**Objective**
Rewrite the records from the first line through the line containing "801, 488, 812]" as a numbered list, leaving out any blank lines.

--- begin Listed records ---

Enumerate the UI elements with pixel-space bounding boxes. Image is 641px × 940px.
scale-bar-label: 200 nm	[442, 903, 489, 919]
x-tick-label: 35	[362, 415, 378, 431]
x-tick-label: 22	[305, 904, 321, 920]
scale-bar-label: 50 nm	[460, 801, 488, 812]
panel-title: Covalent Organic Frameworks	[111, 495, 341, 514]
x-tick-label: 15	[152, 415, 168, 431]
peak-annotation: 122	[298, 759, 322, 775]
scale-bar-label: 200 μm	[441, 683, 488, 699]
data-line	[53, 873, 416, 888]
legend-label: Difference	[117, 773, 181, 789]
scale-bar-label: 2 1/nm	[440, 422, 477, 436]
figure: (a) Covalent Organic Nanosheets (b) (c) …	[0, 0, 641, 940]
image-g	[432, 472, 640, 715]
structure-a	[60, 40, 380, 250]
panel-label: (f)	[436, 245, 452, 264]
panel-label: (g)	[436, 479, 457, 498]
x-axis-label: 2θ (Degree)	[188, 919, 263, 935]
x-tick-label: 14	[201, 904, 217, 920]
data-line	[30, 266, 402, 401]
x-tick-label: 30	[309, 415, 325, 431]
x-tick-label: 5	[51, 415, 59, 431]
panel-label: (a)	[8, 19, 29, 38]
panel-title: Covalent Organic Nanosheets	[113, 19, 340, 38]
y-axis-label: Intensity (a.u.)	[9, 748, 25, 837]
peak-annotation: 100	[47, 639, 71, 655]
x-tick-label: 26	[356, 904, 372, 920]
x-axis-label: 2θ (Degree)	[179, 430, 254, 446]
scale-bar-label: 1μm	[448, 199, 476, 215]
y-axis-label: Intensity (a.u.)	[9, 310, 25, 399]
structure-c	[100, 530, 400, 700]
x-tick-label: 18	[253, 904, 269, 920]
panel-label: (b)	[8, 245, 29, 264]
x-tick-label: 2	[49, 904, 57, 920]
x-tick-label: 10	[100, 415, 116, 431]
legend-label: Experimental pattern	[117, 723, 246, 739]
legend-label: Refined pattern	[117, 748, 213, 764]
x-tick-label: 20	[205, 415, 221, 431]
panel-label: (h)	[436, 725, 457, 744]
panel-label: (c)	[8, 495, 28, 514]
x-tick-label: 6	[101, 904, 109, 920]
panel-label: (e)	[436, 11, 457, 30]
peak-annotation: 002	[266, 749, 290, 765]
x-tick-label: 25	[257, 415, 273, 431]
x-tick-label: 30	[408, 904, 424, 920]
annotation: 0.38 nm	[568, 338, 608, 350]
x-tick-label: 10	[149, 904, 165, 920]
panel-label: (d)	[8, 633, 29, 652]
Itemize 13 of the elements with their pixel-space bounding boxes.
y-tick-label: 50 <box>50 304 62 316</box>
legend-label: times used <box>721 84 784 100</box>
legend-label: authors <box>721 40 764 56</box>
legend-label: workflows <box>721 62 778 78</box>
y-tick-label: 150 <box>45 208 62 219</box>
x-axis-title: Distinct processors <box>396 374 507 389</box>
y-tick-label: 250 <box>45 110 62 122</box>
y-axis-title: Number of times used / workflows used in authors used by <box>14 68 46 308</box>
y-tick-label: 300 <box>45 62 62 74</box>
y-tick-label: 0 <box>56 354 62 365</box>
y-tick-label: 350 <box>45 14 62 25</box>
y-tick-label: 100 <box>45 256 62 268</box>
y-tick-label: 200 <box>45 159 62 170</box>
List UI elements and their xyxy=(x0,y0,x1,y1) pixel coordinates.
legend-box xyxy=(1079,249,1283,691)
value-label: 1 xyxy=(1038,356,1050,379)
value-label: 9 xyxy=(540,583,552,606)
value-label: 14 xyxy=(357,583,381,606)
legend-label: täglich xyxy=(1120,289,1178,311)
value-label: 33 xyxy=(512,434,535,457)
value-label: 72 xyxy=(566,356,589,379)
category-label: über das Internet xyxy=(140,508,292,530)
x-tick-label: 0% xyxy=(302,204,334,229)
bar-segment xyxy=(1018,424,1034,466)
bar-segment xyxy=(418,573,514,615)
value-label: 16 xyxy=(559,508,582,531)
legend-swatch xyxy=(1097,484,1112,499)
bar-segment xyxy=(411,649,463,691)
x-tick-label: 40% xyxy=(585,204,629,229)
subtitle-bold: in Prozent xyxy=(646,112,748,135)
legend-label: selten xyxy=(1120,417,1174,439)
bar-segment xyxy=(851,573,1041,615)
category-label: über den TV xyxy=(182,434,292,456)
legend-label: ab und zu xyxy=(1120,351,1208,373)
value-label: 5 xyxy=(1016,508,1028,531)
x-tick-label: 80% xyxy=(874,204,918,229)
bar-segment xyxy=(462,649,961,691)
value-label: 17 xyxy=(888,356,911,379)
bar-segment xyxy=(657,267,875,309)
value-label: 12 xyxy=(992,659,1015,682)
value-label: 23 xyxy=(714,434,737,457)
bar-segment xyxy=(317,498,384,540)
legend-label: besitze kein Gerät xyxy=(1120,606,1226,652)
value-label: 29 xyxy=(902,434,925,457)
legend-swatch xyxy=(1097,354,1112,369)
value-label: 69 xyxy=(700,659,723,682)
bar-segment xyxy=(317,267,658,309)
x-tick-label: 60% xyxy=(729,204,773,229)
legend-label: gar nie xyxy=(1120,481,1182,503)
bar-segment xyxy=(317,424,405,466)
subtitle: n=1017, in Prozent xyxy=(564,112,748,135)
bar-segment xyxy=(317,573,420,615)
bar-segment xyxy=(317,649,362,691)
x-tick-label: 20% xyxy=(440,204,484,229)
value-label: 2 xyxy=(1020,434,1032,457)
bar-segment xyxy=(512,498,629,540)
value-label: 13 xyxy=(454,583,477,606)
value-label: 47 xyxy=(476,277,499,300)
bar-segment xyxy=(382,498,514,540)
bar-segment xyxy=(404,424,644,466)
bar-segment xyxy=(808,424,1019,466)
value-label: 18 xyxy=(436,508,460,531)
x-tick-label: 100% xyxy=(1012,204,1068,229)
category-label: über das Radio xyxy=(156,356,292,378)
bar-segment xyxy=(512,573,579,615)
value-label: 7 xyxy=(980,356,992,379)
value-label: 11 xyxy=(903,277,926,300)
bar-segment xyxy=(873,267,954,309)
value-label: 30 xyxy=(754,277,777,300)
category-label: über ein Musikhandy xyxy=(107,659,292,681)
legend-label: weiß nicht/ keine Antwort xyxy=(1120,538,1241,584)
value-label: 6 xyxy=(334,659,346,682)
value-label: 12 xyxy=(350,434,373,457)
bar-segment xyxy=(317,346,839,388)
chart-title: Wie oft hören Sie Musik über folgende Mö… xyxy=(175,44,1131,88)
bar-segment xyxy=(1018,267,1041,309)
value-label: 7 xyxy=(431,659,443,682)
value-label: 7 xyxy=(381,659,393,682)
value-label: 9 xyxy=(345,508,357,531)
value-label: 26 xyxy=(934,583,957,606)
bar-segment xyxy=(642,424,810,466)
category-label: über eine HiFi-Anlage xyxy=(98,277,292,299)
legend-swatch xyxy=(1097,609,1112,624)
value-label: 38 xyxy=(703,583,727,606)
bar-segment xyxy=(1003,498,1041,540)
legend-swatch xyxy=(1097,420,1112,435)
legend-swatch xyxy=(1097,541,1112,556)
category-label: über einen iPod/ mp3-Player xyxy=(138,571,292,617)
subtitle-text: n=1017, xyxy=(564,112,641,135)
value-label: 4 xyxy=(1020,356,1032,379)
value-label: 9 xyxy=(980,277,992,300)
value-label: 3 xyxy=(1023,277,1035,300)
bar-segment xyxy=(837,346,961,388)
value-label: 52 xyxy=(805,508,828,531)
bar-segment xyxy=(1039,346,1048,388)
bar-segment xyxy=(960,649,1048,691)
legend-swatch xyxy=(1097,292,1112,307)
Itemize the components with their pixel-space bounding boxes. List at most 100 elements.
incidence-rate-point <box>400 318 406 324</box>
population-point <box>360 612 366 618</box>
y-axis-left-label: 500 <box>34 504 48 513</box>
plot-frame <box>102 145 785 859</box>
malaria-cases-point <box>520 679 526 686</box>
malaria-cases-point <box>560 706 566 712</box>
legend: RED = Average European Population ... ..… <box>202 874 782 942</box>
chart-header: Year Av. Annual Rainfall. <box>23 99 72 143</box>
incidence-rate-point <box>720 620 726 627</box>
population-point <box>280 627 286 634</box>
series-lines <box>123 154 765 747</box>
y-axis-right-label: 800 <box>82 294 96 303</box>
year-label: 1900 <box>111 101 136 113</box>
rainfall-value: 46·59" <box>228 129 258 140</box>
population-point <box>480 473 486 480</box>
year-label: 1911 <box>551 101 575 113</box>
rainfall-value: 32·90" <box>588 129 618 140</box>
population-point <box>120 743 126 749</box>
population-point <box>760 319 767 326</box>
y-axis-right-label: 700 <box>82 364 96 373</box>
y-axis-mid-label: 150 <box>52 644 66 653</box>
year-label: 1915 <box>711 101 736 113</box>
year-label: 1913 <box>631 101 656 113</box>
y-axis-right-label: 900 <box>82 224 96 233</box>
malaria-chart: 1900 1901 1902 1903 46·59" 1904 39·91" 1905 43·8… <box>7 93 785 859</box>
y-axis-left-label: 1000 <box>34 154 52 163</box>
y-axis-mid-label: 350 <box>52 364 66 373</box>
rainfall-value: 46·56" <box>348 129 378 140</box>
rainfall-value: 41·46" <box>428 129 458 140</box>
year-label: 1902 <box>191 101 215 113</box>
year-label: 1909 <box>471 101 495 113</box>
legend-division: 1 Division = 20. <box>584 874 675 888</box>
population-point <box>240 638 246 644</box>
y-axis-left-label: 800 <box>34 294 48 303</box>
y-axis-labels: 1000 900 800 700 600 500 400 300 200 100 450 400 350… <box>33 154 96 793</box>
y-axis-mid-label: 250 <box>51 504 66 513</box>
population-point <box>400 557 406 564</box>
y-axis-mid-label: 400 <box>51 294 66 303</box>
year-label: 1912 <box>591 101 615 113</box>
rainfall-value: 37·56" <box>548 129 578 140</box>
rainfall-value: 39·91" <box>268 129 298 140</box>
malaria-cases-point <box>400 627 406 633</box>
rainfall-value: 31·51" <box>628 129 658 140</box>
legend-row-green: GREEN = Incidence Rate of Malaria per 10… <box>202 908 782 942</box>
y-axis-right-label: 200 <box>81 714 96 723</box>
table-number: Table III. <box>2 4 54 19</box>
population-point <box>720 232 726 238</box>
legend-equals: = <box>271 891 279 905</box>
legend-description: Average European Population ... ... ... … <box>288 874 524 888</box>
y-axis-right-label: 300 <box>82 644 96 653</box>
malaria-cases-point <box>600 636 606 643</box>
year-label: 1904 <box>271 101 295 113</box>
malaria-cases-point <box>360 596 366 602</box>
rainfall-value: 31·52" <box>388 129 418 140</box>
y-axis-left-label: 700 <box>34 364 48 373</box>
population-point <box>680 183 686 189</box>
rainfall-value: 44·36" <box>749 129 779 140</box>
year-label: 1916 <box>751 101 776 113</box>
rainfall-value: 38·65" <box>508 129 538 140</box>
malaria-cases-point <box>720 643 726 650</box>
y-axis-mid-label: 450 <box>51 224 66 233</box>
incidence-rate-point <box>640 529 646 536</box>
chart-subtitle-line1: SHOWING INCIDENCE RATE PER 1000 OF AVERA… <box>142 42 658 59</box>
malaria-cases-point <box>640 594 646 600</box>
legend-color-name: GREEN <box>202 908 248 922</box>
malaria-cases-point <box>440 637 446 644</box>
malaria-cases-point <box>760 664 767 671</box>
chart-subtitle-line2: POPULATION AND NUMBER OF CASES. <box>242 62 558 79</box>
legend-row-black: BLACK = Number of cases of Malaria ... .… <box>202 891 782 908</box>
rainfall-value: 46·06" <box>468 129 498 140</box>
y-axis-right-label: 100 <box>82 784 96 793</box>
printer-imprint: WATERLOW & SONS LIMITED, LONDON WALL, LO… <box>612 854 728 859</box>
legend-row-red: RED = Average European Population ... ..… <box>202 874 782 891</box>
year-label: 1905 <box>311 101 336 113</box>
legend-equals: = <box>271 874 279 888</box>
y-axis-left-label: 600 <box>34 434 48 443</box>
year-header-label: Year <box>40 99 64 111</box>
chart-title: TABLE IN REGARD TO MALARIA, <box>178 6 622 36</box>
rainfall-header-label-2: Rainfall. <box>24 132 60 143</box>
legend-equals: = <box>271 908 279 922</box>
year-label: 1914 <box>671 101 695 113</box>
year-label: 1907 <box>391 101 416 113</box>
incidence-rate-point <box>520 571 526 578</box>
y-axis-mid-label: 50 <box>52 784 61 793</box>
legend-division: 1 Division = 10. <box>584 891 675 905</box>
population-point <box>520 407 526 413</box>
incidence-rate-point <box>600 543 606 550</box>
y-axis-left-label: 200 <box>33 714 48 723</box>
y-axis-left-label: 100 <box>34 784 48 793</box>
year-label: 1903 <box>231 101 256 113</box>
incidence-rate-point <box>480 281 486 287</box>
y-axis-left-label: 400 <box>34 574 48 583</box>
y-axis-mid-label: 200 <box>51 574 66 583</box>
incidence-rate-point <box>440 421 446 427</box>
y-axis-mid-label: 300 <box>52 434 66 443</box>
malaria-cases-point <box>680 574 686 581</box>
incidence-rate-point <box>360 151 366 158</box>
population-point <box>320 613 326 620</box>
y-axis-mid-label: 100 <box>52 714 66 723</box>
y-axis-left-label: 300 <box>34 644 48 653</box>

--- end Listed records ---

**Answer for the task**
1. Enumerate the UI elements with pixel-space bounding boxes. Image is 641px × 940px.
2. scale-bar-label: 200 nm	[442, 903, 489, 919]
3. x-tick-label: 35	[362, 415, 378, 431]
4. x-tick-label: 22	[305, 904, 321, 920]
5. scale-bar-label: 50 nm	[460, 801, 488, 812]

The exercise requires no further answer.